(Enunciado A): Según el texto sobre la Anunciación del Señor, ¿en qué fecha se celebra esta solemnidad?

(Texto extraído):

Anunciación del Señor

Anunciación del Señor

El 25 de marzo se celebra la solemnidad de la Anunciación de la Bienaventurada Virgen María: desde la teología cabe también decir Encarnación del Verbo. San Lucas nos muestra a la Virgen María recibiendo el anuncio del mensajero celestial (cf. Lc 1,26-38). Aparece como la humilde y auténtica hija de Israel, la verdadera Sion, en quien Dios quiere poner su morada, la verdadera schekiná. Es el retoño del que debe nacer el Mesías, el Rey justo y misericordioso.

En la humilde casa de Nazaret vive el «resto» puro de Israel, del que Dios quiere hacer renacer a su pueblo, como un nuevo árbol que extenderá sus ramas por el mundo entero. A diferencia de Adán y Eva, María obedece a la voluntad del Señor, se pone por entero a disposición del designio divino y pronuncia de lleno su incondicional «sí». Es la nueva Eva, verdadera «madre de todos los vivientes», o sea de aquellos que por la fe en Cristo reciben la vida eterna.

(Enunciado B): Presenta como lista numerada, sin las líneas en blanco, los registros que empiezan al comienzo de los registros y terminan en la línea que contiene "chart-figure: 0 5", ambas incluidas.

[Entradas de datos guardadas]
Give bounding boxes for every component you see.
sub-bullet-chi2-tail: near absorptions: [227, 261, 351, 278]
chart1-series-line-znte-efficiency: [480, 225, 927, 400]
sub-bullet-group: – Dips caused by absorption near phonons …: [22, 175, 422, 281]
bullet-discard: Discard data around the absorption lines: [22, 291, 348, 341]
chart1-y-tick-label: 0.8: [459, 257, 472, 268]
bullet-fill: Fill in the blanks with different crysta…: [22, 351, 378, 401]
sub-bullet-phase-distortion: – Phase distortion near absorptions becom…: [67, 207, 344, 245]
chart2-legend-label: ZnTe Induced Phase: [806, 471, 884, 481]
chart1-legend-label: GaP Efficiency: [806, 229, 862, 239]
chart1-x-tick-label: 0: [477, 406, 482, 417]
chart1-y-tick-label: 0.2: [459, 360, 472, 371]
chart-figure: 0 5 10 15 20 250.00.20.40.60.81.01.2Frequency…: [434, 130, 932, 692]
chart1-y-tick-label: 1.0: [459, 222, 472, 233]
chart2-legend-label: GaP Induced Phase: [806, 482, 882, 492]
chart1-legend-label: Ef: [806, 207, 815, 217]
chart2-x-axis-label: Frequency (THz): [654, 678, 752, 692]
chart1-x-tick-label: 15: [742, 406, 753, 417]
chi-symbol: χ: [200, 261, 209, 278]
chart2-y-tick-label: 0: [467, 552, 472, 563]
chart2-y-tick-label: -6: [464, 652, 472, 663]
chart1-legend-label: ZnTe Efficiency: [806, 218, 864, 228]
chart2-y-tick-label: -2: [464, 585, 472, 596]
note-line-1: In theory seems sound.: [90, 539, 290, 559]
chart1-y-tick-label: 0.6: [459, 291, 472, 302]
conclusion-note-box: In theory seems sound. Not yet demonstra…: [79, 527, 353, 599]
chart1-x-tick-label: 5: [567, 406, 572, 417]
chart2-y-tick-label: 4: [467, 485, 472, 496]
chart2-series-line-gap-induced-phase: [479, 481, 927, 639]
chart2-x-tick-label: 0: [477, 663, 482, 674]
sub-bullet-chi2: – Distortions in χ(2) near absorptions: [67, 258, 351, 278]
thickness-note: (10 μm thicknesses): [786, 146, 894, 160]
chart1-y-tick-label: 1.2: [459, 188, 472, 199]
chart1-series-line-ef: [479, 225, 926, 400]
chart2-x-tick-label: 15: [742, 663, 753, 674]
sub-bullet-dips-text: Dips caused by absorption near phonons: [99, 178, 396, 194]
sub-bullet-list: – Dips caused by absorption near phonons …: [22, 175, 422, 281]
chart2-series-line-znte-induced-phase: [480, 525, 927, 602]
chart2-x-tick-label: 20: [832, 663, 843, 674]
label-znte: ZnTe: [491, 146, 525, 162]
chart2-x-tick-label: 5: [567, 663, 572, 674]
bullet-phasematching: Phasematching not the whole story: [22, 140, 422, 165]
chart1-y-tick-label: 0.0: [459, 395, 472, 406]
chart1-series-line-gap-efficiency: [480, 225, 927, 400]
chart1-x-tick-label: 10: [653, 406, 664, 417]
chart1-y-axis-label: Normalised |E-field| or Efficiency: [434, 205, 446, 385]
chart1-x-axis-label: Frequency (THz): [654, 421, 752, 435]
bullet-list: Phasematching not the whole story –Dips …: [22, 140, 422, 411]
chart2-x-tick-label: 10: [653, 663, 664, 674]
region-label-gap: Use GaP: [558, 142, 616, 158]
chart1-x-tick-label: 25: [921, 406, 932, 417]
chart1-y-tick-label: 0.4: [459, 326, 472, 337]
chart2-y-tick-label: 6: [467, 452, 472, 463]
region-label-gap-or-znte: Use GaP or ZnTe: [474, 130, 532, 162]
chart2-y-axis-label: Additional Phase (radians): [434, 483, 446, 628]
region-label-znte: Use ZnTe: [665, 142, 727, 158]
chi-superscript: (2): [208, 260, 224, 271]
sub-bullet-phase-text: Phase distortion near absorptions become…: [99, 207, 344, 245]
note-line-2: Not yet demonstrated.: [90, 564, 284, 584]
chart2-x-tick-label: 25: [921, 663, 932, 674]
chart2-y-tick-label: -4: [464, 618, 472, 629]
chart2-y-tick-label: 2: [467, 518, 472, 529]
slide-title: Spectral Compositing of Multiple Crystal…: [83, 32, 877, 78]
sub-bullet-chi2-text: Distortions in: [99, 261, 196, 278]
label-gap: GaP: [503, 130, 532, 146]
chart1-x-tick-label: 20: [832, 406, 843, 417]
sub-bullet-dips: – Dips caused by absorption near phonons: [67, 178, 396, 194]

(Respuesta correcta A): El 25 de marzo.

(Respuesta correcta B):
1. Give bounding boxes for every component you see.
2. sub-bullet-chi2-tail: near absorptions: [227, 261, 351, 278]
3. chart1-series-line-znte-efficiency: [480, 225, 927, 400]
4. sub-bullet-group: – Dips caused by absorption near phonons …: [22, 175, 422, 281]
5. bullet-discard: Discard data around the absorption lines: [22, 291, 348, 341]
6. chart1-y-tick-label: 0.8: [459, 257, 472, 268]
7. bullet-fill: Fill in the blanks with different crysta…: [22, 351, 378, 401]
8. sub-bullet-phase-distortion: – Phase distortion near absorptions becom…: [67, 207, 344, 245]
9. chart2-legend-label: ZnTe Induced Phase: [806, 471, 884, 481]
10. chart1-legend-label: GaP Efficiency: [806, 229, 862, 239]
11. chart1-x-tick-label: 0: [477, 406, 482, 417]
12. chart1-y-tick-label: 0.2: [459, 360, 472, 371]
13. chart-figure: 0 5 10 15 20 250.00.20.40.60.81.01.2Frequency…: [434, 130, 932, 692]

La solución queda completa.